### [REQUEST]
Go through the listing and copy each line with the string "Page".

** START INPUT FOR THIS TASK **

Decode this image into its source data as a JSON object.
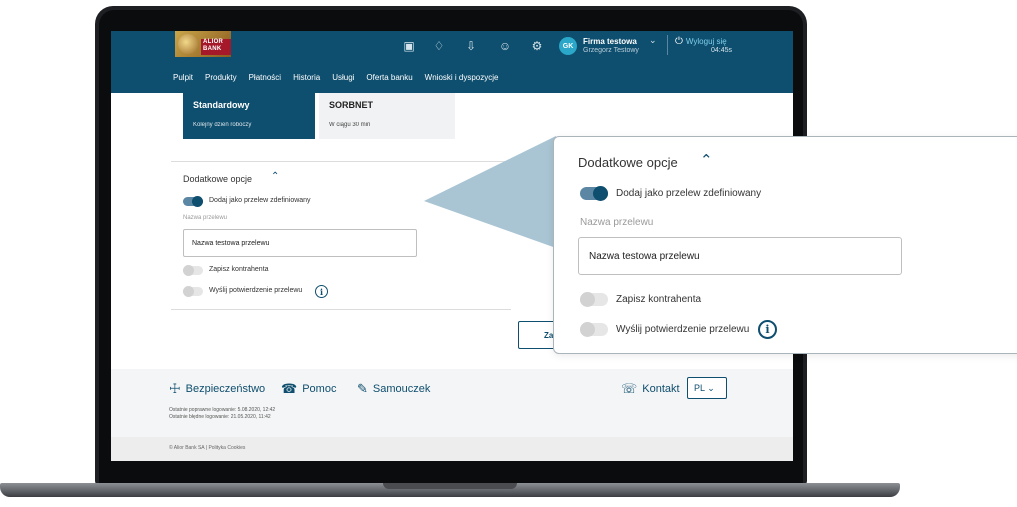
{
  "brand": {
    "logo_text": "ALIOR BANK",
    "primary_color": "#0e4e6e",
    "accent_color": "#2aa7c9"
  },
  "header": {
    "user_initials": "GK",
    "company": "Firma testowa",
    "user_name": "Grzegorz Testowy",
    "logout_label": "Wyloguj się",
    "session_timer": "04:45s",
    "icons": [
      "briefcase-icon",
      "bell-icon",
      "download-icon",
      "user-icon",
      "settings-icon"
    ]
  },
  "nav": [
    "Pulpit",
    "Produkty",
    "Płatności",
    "Historia",
    "Usługi",
    "Oferta banku",
    "Wnioski i dyspozycje"
  ],
  "transfer_types": [
    {
      "title": "Standardowy",
      "subtitle": "Kolejny dzień roboczy",
      "selected": true
    },
    {
      "title": "SORBNET",
      "subtitle": "W ciągu 30 min",
      "selected": false
    }
  ],
  "options": {
    "title": "Dodatkowe opcje",
    "define_toggle_label": "Dodaj jako przelew zdefiniowany",
    "define_toggle_on": true,
    "name_label": "Nazwa przelewu",
    "name_value": "Nazwa testowa przelewu",
    "save_contractor_label": "Zapisz kontrahenta",
    "save_contractor_on": false,
    "send_confirmation_label": "Wyślij potwierdzenie przelewu",
    "send_confirmation_on": false
  },
  "action_button_partial": "Za",
  "footer": {
    "security": "Bezpieczeństwo",
    "help": "Pomoc",
    "tutorial": "Samouczek",
    "contact": "Kontakt",
    "language": "PL",
    "last_login_ok": "Ostatnie poprawne logowanie: 5.08.2020, 12:42",
    "last_login_fail": "Ostatnie błędne logowanie: 21.05.2020, 11:42",
    "copyright": "© Alior Bank SA | Polityka Cookies"
  }
}
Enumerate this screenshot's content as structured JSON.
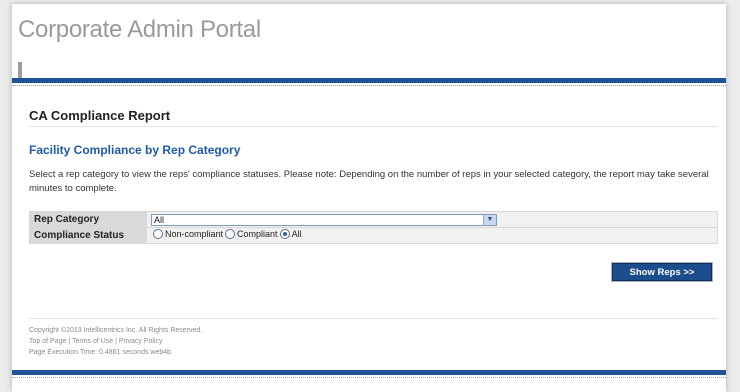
{
  "header": {
    "portal_title": "Corporate Admin Portal"
  },
  "report": {
    "title": "CA Compliance Report",
    "section_title": "Facility Compliance by Rep Category",
    "description": "Select a rep category to view the reps' compliance statuses. Please note: Depending on the number of reps in your selected category, the report may take several minutes to complete."
  },
  "form": {
    "rep_category_label": "Rep Category",
    "rep_category_value": "All",
    "compliance_status_label": "Compliance Status",
    "status_options": [
      "Non-compliant",
      "Compliant",
      "All"
    ],
    "selected_status": "All"
  },
  "actions": {
    "show_reps": "Show Reps >>"
  },
  "footer": {
    "copyright": "Copyright ©2013 Intellicentrics Inc. All Rights Reserved.",
    "links": [
      "Top of Page",
      "Terms of Use",
      "Privacy Policy"
    ],
    "execution_time": "Page Execution Time: 0.4861 seconds web4b"
  },
  "colors": {
    "brand_blue": "#1f5596",
    "button_blue": "#1b4d8c",
    "section_blue": "#1f5aa5"
  }
}
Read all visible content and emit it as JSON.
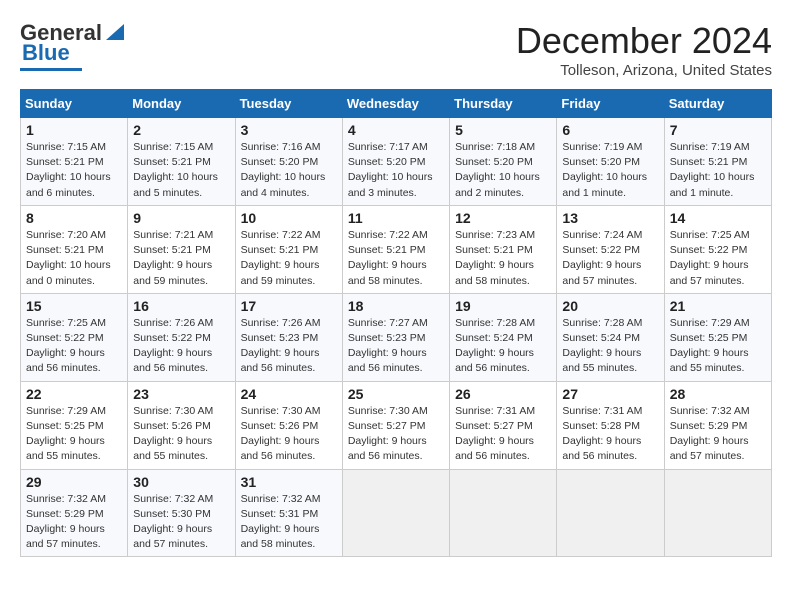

** END INPUT FOR THIS TASK **

### [SOLUTION]
      "Top of Page",
    "execution_time": "Page Execution Time: 0.4861 seconds web4b"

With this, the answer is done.